PROBLEM STATEMENT:
Of all the lines in the records, how many hold the word "average"? Answer with the number only.

EXTRACTED MATERIAL:
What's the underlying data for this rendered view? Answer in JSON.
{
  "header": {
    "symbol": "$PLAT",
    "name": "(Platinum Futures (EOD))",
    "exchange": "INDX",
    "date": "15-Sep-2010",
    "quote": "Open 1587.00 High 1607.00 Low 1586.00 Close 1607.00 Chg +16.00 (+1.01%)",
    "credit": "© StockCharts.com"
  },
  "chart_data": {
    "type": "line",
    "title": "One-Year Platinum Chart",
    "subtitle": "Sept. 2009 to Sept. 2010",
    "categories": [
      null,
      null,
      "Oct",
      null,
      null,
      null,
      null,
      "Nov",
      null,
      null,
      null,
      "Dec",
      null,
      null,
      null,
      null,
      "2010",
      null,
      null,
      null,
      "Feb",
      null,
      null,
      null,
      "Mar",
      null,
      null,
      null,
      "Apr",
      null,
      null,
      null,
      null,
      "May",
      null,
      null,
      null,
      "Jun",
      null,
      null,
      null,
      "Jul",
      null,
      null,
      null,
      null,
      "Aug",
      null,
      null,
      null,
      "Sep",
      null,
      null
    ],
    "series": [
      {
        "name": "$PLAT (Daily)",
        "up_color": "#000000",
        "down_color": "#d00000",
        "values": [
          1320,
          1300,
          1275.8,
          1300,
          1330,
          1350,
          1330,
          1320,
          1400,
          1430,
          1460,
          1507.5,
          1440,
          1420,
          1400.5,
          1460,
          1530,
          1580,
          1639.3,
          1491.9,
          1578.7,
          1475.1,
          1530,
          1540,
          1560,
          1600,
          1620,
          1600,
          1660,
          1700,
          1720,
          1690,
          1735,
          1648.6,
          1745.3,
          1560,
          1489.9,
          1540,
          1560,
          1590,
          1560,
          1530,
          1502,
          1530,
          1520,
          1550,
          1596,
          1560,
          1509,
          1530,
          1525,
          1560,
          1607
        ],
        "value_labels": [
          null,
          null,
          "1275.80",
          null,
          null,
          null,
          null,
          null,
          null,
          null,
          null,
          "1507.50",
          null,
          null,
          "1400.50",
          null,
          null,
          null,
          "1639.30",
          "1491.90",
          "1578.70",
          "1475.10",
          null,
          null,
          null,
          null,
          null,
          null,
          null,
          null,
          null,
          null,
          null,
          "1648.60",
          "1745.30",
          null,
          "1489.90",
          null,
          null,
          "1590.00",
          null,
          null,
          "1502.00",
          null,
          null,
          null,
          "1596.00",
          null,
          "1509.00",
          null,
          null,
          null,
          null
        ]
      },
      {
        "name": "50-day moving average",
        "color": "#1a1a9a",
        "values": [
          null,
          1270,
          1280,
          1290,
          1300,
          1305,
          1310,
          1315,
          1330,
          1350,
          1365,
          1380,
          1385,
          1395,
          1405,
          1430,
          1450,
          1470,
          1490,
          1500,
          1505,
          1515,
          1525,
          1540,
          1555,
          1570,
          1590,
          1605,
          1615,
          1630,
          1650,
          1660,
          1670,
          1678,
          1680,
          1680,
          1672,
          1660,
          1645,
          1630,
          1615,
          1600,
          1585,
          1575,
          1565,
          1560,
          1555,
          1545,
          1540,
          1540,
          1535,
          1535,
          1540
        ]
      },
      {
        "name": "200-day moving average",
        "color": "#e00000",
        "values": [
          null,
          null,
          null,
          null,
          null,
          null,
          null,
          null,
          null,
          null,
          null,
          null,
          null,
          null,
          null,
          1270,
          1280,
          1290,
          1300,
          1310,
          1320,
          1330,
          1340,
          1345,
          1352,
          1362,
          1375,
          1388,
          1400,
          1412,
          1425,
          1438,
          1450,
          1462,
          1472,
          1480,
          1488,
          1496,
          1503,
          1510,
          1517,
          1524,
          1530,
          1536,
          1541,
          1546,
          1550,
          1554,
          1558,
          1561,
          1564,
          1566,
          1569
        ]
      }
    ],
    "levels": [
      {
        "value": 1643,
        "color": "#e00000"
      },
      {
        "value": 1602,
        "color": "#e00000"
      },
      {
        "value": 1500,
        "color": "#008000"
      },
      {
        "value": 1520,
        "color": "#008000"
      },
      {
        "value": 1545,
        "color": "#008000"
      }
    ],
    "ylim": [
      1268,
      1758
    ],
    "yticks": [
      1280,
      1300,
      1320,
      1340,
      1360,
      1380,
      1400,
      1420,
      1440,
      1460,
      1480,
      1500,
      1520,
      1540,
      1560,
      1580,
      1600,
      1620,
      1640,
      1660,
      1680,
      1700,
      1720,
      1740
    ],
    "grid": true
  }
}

RESPONSE TO THE TASK:
2